(Problem to solve):
Write out each line word for word. Drop pictures.

(Dataset records):
▼▼▼

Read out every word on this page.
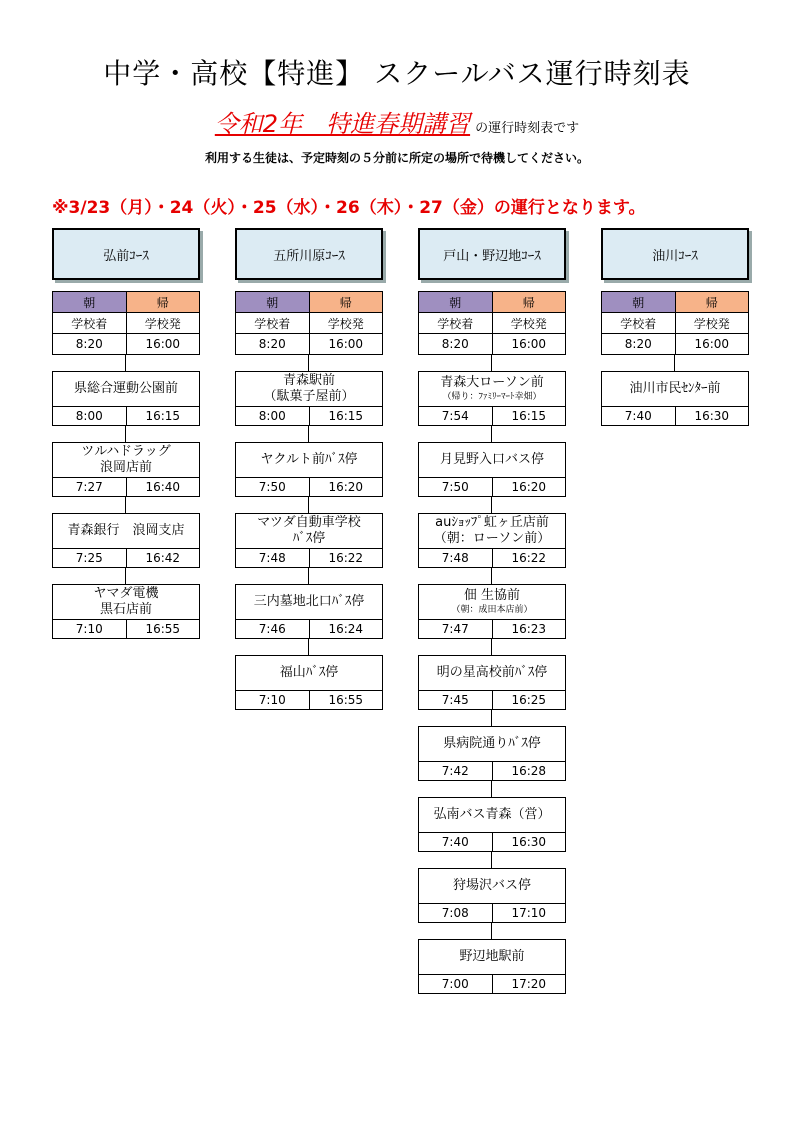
中学・高校【特進】 スクールバス運行時刻表
令和2年　特進春期講習 の運行時刻表です
利用する生徒は、予定時刻の５分前に所定の場所で待機してください。
※3/23（月）・24（火）・25（水）・26（木）・27（金）の運行となります。
弘前ｺｰｽ
朝	帰
学校着	学校発
8:20	16:00
県総合運動公園前
8:00	16:15
ツルハドラッグ
浪岡店前
7:27	16:40
青森銀行　浪岡支店
7:25	16:42
ヤマダ電機
黒石店前
7:10	16:55
五所川原ｺｰｽ
朝	帰
学校着	学校発
8:20	16:00
青森駅前
（駄菓子屋前）
8:00	16:15
ヤクルト前ﾊﾞｽ停
7:50	16:20
マツダ自動車学校
ﾊﾞｽ停
7:48	16:22
三内墓地北口ﾊﾞｽ停
7:46	16:24
福山ﾊﾞｽ停
7:10	16:55
戸山・野辺地ｺｰｽ
朝	帰
学校着	学校発
8:20	16:00
青森大ローソン前
（帰り：ﾌｧﾐﾘｰﾏｰﾄ幸畑）
7:54	16:15
月見野入口バス停
7:50	16:20
auｼｮｯﾌﾟ虹ヶ丘店前
（朝：ローソン前）
7:48	16:22
佃 生協前
（朝：成田本店前）
7:47	16:23
明の星高校前ﾊﾞｽ停
7:45	16:25
県病院通りﾊﾞｽ停
7:42	16:28
弘南バス青森（営）
7:40	16:30
狩場沢バス停
7:08	17:10
野辺地駅前
7:00	17:20
油川ｺｰｽ
朝	帰
学校着	学校発
8:20	16:00
油川市民ｾﾝﾀｰ前
7:40	16:30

▲▲▲

(Expected answer):
Read out every word on this page.
中学・高校【特進】 スクールバス運行時刻表
令和2年　特進春期講習 の運行時刻表です
利用する生徒は、予定時刻の５分前に所定の場所で待機してください。
※3/23（月）・24（火）・25（水）・26（木）・27（金）の運行となります。
弘前ｺｰｽ
朝	帰
学校着	学校発
8:20	16:00
県総合運動公園前
8:00	16:15
ツルハドラッグ
浪岡店前
7:27	16:40
青森銀行　浪岡支店
7:25	16:42
ヤマダ電機
黒石店前
7:10	16:55
五所川原ｺｰｽ
朝	帰
学校着	学校発
8:20	16:00
青森駅前
（駄菓子屋前）
8:00	16:15
ヤクルト前ﾊﾞｽ停
7:50	16:20
マツダ自動車学校
ﾊﾞｽ停
7:48	16:22
三内墓地北口ﾊﾞｽ停
7:46	16:24
福山ﾊﾞｽ停
7:10	16:55
戸山・野辺地ｺｰｽ
朝	帰
学校着	学校発
8:20	16:00
青森大ローソン前
（帰り：ﾌｧﾐﾘｰﾏｰﾄ幸畑）
7:54	16:15
月見野入口バス停
7:50	16:20
auｼｮｯﾌﾟ虹ヶ丘店前
（朝：ローソン前）
7:48	16:22
佃 生協前
（朝：成田本店前）
7:47	16:23
明の星高校前ﾊﾞｽ停
7:45	16:25
県病院通りﾊﾞｽ停
7:42	16:28
弘南バス青森（営）
7:40	16:30
狩場沢バス停
7:08	17:10
野辺地駅前
7:00	17:20
油川ｺｰｽ
朝	帰
学校着	学校発
8:20	16:00
油川市民ｾﾝﾀｰ前
7:40	16:30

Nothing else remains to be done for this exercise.